(Data entries for graphics)
-=-=-=-=-
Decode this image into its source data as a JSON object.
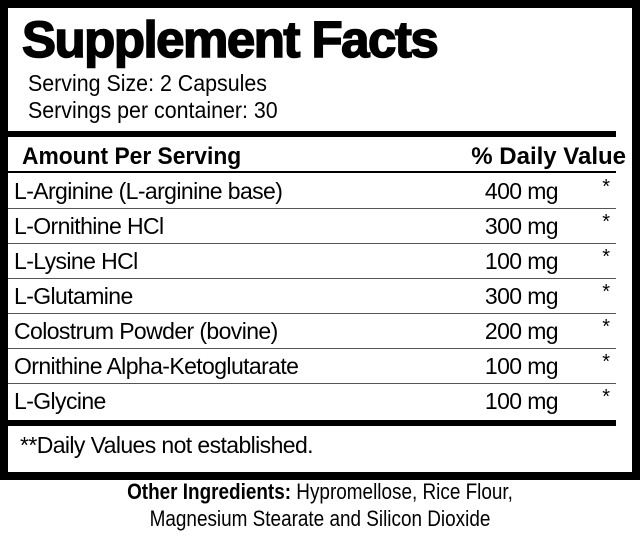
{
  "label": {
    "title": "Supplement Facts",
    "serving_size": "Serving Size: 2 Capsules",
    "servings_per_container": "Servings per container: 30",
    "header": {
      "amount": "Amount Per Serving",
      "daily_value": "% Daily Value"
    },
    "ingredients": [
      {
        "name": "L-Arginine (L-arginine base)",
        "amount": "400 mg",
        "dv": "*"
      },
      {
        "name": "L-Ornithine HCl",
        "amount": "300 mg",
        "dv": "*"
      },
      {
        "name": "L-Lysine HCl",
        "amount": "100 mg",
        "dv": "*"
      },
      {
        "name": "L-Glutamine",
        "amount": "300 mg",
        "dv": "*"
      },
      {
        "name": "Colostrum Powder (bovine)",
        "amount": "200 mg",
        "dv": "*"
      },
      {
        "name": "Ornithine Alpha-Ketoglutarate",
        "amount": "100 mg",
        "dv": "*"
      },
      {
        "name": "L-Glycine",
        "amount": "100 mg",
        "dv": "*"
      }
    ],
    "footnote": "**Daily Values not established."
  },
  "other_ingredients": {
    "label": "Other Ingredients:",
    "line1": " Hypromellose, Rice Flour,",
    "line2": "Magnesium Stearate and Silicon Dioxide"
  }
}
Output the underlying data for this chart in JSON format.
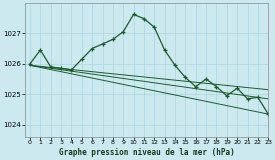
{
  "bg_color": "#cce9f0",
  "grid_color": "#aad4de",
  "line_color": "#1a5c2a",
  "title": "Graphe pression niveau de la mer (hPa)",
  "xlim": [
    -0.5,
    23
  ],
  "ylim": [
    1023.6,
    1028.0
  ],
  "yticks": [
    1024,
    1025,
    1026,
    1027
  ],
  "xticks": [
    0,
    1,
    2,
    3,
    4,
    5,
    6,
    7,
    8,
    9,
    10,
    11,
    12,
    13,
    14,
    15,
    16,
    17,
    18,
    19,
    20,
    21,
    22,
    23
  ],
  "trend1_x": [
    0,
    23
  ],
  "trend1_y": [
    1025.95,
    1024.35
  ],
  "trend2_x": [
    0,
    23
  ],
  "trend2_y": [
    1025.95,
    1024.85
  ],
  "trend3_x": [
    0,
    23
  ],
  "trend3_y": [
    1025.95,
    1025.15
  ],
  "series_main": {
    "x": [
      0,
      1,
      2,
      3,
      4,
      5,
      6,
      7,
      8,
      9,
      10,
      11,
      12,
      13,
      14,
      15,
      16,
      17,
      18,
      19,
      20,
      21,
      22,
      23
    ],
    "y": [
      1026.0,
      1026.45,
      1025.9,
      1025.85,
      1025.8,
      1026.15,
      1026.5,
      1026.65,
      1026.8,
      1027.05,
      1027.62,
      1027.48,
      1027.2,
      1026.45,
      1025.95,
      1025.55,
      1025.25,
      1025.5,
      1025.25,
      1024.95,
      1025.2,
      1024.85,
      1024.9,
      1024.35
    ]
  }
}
-=-=-=-=-
== WORK TO COMPLETE ==
Copy every line of the data word for word, omitting the images.

== PROBLEM SOLUTION ==
Decode this image into its source data as a JSON object.
{
  "label": {
    "title": "Supplement Facts",
    "serving_size": "Serving Size: 2 Capsules",
    "servings_per_container": "Servings per container: 30",
    "header": {
      "amount": "Amount Per Serving",
      "daily_value": "% Daily Value"
    },
    "ingredients": [
      {
        "name": "L-Arginine (L-arginine base)",
        "amount": "400 mg",
        "dv": "*"
      },
      {
        "name": "L-Ornithine HCl",
        "amount": "300 mg",
        "dv": "*"
      },
      {
        "name": "L-Lysine HCl",
        "amount": "100 mg",
        "dv": "*"
      },
      {
        "name": "L-Glutamine",
        "amount": "300 mg",
        "dv": "*"
      },
      {
        "name": "Colostrum Powder (bovine)",
        "amount": "200 mg",
        "dv": "*"
      },
      {
        "name": "Ornithine Alpha-Ketoglutarate",
        "amount": "100 mg",
        "dv": "*"
      },
      {
        "name": "L-Glycine",
        "amount": "100 mg",
        "dv": "*"
      }
    ],
    "footnote": "**Daily Values not established."
  },
  "other_ingredients": {
    "label": "Other Ingredients:",
    "line1": " Hypromellose, Rice Flour,",
    "line2": "Magnesium Stearate and Silicon Dioxide"
  }
}
Output the underlying data for this chart in JSON format.
{
  "bg_color": "#cce9f0",
  "grid_color": "#aad4de",
  "line_color": "#1a5c2a",
  "title": "Graphe pression niveau de la mer (hPa)",
  "xlim": [
    -0.5,
    23
  ],
  "ylim": [
    1023.6,
    1028.0
  ],
  "yticks": [
    1024,
    1025,
    1026,
    1027
  ],
  "xticks": [
    0,
    1,
    2,
    3,
    4,
    5,
    6,
    7,
    8,
    9,
    10,
    11,
    12,
    13,
    14,
    15,
    16,
    17,
    18,
    19,
    20,
    21,
    22,
    23
  ],
  "trend1_x": [
    0,
    23
  ],
  "trend1_y": [
    1025.95,
    1024.35
  ],
  "trend2_x": [
    0,
    23
  ],
  "trend2_y": [
    1025.95,
    1024.85
  ],
  "trend3_x": [
    0,
    23
  ],
  "trend3_y": [
    1025.95,
    1025.15
  ],
  "series_main": {
    "x": [
      0,
      1,
      2,
      3,
      4,
      5,
      6,
      7,
      8,
      9,
      10,
      11,
      12,
      13,
      14,
      15,
      16,
      17,
      18,
      19,
      20,
      21,
      22,
      23
    ],
    "y": [
      1026.0,
      1026.45,
      1025.9,
      1025.85,
      1025.8,
      1026.15,
      1026.5,
      1026.65,
      1026.8,
      1027.05,
      1027.62,
      1027.48,
      1027.2,
      1026.45,
      1025.95,
      1025.55,
      1025.25,
      1025.5,
      1025.25,
      1024.95,
      1025.2,
      1024.85,
      1024.9,
      1024.35
    ]
  }
}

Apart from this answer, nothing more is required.